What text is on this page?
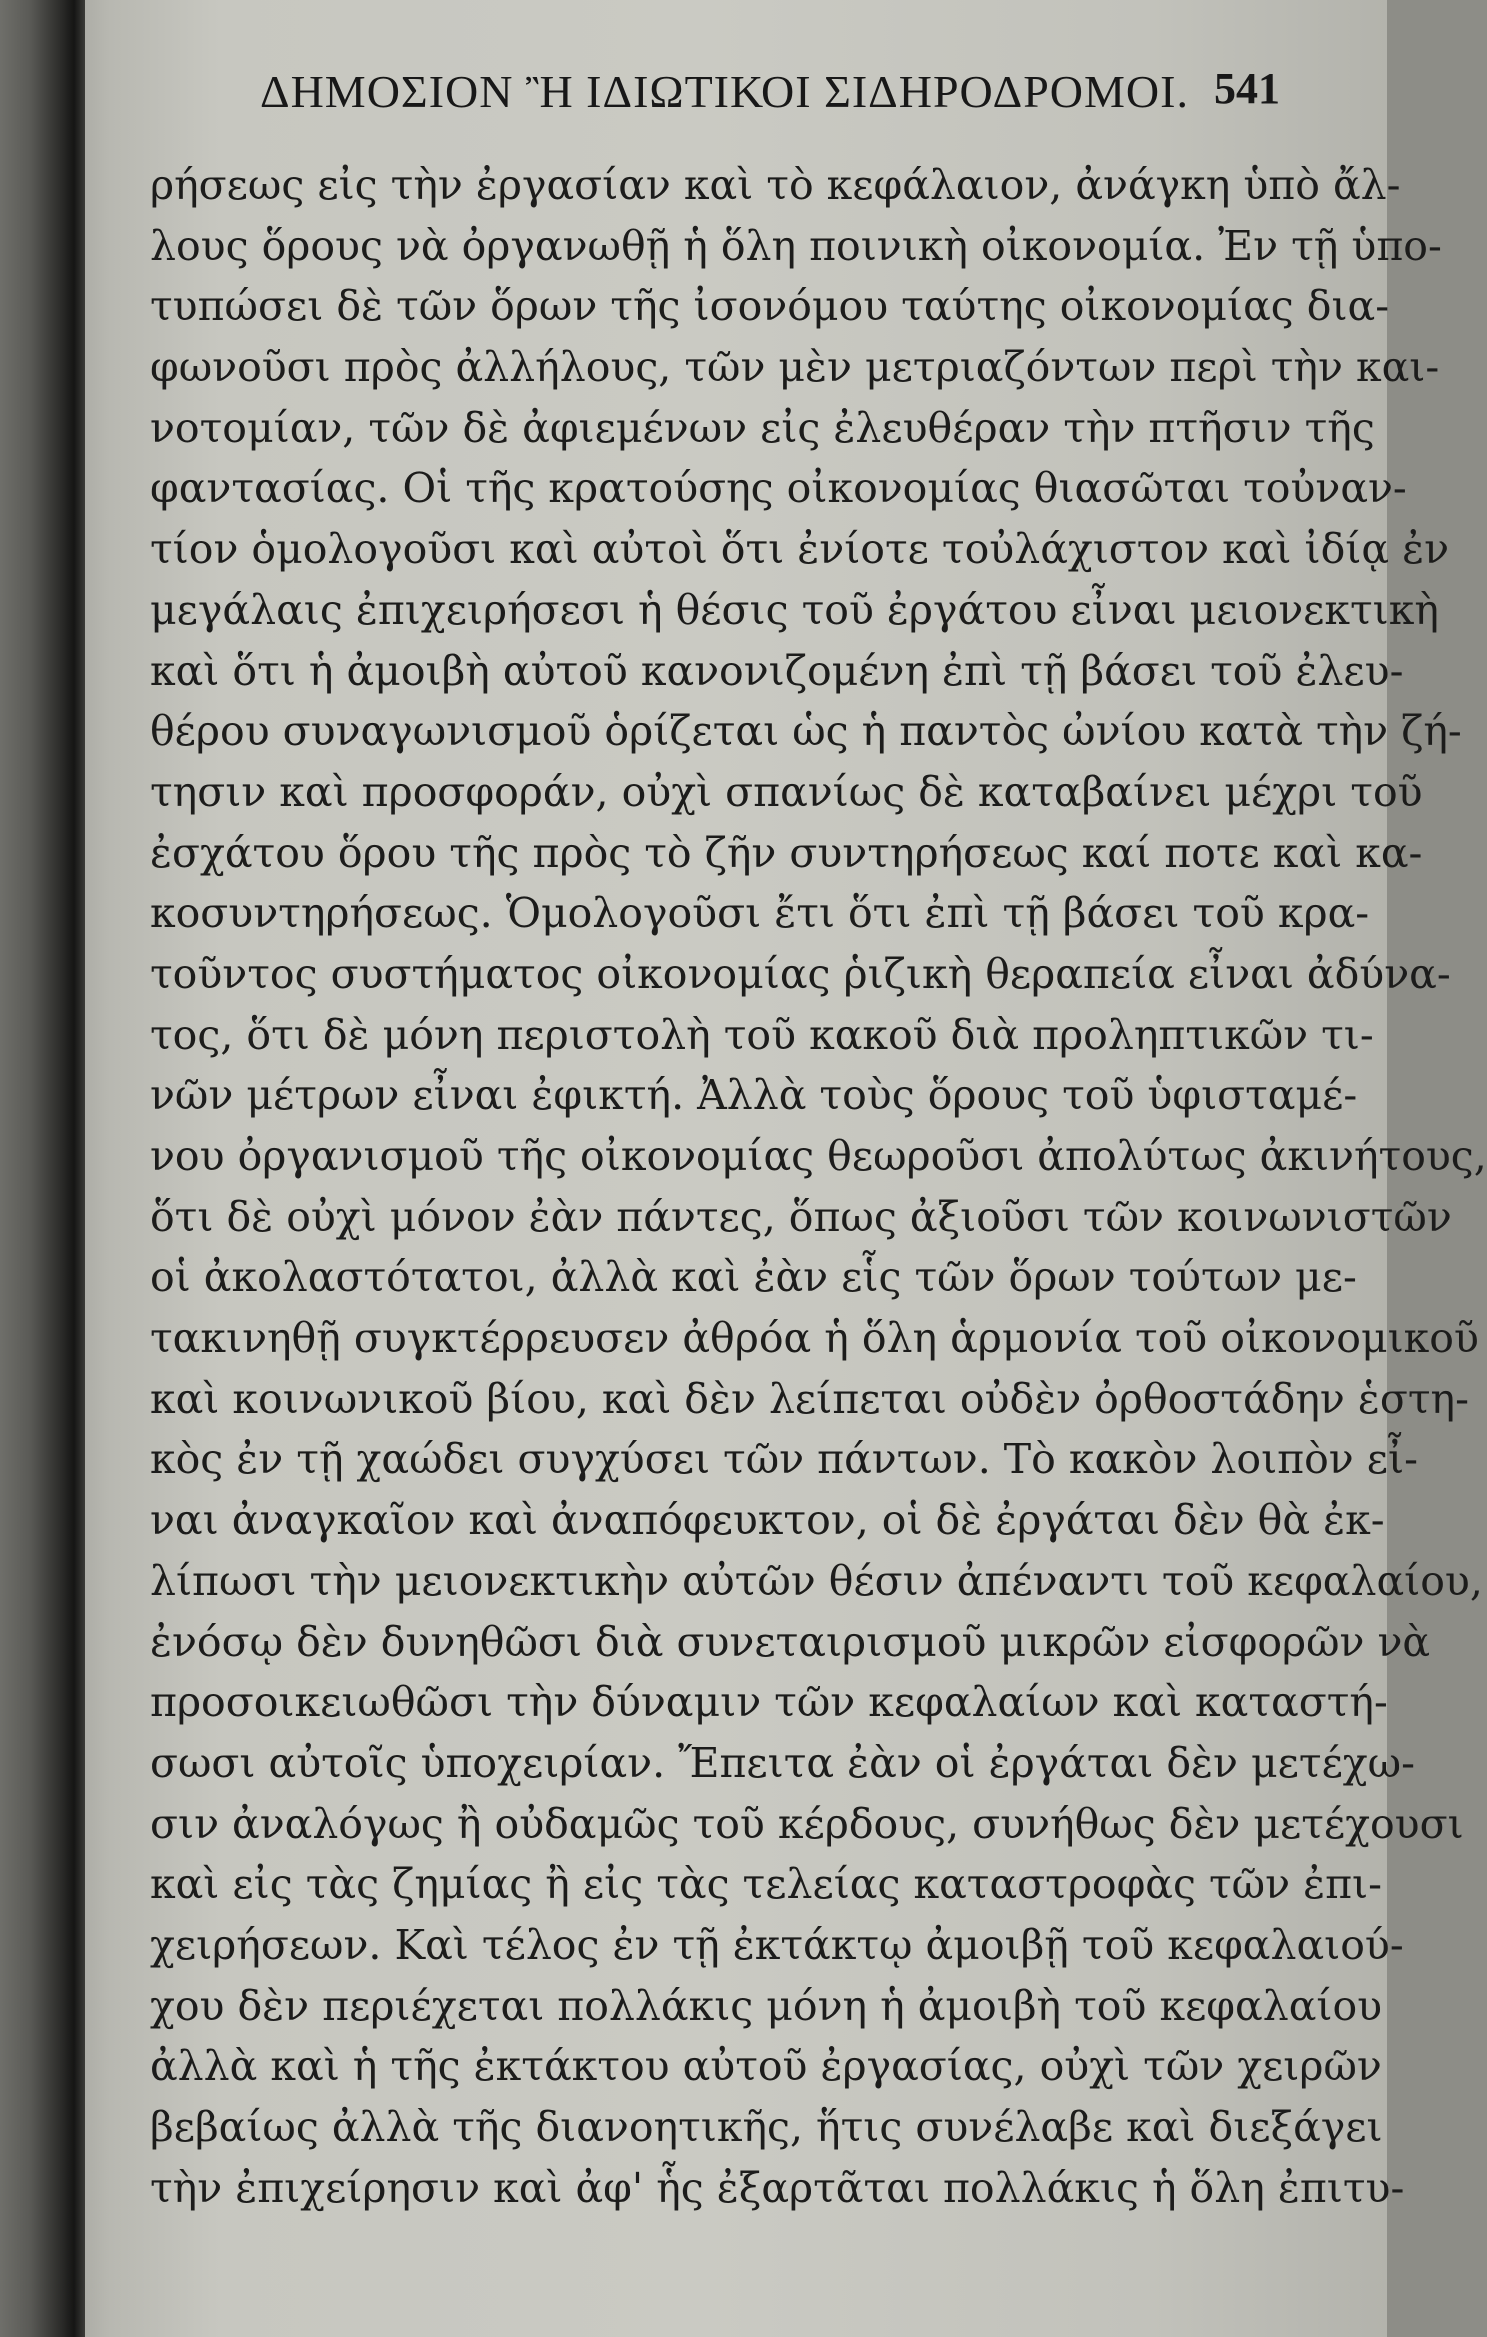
ΔΗΜΟΣΙΟΝ Ἢ ΙΔΙΩΤΙΚΟΙ ΣΙΔΗΡΟΔΡΟΜΟΙ. 541
ρήσεως εἰς τὴν ἐργασίαν καὶ τὸ κεφάλαιον, ἀνάγκη ὑπὸ ἄλ-
λους ὅρους νὰ ὀργανωθῇ ἡ ὅλη ποινικὴ οἰκονομία. Ἐν τῇ ὑπο-
τυπώσει δὲ τῶν ὅρων τῆς ἰσονόμου ταύτης οἰκονομίας δια-
φωνοῦσι πρὸς ἀλλήλους, τῶν μὲν μετριαζόντων περὶ τὴν και-
νοτομίαν, τῶν δὲ ἀφιεμένων εἰς ἐλευθέραν τὴν πτῆσιν τῆς
φαντασίας. Οἱ τῆς κρατούσης οἰκονομίας θιασῶται τοὐναν-
τίον ὁμολογοῦσι καὶ αὐτοὶ ὅτι ἐνίοτε τοὐλάχιστον καὶ ἰδίᾳ ἐν
μεγάλαις ἐπιχειρήσεσι ἡ θέσις τοῦ ἐργάτου εἶναι μειονεκτικὴ
καὶ ὅτι ἡ ἀμοιβὴ αὐτοῦ κανονιζομένη ἐπὶ τῇ βάσει τοῦ ἐλευ-
θέρου συναγωνισμοῦ ὁρίζεται ὡς ἡ παντὸς ὠνίου κατὰ τὴν ζή-
τησιν καὶ προσφοράν, οὐχὶ σπανίως δὲ καταβαίνει μέχρι τοῦ
ἐσχάτου ὅρου τῆς πρὸς τὸ ζῆν συντηρήσεως καί ποτε καὶ κα-
κοσυντηρήσεως. Ὁμολογοῦσι ἔτι ὅτι ἐπὶ τῇ βάσει τοῦ κρα-
τοῦντος συστήματος οἰκονομίας ῥιζικὴ θεραπεία εἶναι ἀδύνα-
τος, ὅτι δὲ μόνη περιστολὴ τοῦ κακοῦ διὰ προληπτικῶν τι-
νῶν μέτρων εἶναι ἐφικτή. Ἀλλὰ τοὺς ὅρους τοῦ ὑφισταμέ-
νου ὀργανισμοῦ τῆς οἰκονομίας θεωροῦσι ἀπολύτως ἀκινήτους,
ὅτι δὲ οὐχὶ μόνον ἐὰν πάντες, ὅπως ἀξιοῦσι τῶν κοινωνιστῶν
οἱ ἀκολαστότατοι, ἀλλὰ καὶ ἐὰν εἷς τῶν ὅρων τούτων με-
τακινηθῇ συγκτέρρευσεν ἀθρόα ἡ ὅλη ἁρμονία τοῦ οἰκονομικοῦ
καὶ κοινωνικοῦ βίου, καὶ δὲν λείπεται οὐδὲν ὀρθοστάδην ἑστη-
κὸς ἐν τῇ χαώδει συγχύσει τῶν πάντων. Τὸ κακὸν λοιπὸν εἶ-
ναι ἀναγκαῖον καὶ ἀναπόφευκτον, οἱ δὲ ἐργάται δὲν θὰ ἐκ-
λίπωσι τὴν μειονεκτικὴν αὐτῶν θέσιν ἀπέναντι τοῦ κεφαλαίου,
ἐνόσῳ δὲν δυνηθῶσι διὰ συνεταιρισμοῦ μικρῶν εἰσφορῶν νὰ
προσοικειωθῶσι τὴν δύναμιν τῶν κεφαλαίων καὶ καταστή-
σωσι αὐτοῖς ὑποχειρίαν. Ἔπειτα ἐὰν οἱ ἐργάται δὲν μετέχω-
σιν ἀναλόγως ἢ οὐδαμῶς τοῦ κέρδους, συνήθως δὲν μετέχουσι
καὶ εἰς τὰς ζημίας ἢ εἰς τὰς τελείας καταστροφὰς τῶν ἐπι-
χειρήσεων. Καὶ τέλος ἐν τῇ ἐκτάκτῳ ἀμοιβῇ τοῦ κεφαλαιού-
χου δὲν περιέχεται πολλάκις μόνη ἡ ἀμοιβὴ τοῦ κεφαλαίου
ἀλλὰ καὶ ἡ τῆς ἐκτάκτου αὐτοῦ ἐργασίας, οὐχὶ τῶν χειρῶν
βεβαίως ἀλλὰ τῆς διανοητικῆς, ἥτις συνέλαβε καὶ διεξάγει
τὴν ἐπιχείρησιν καὶ ἀφ' ἧς ἐξαρτᾶται πολλάκις ἡ ὅλη ἐπιτυ-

◇ ◇ ◇ ◇

■ Task prompt
Go through the material above and count the lines that include "εἶναι". Give the number alone.

■ Full solution
3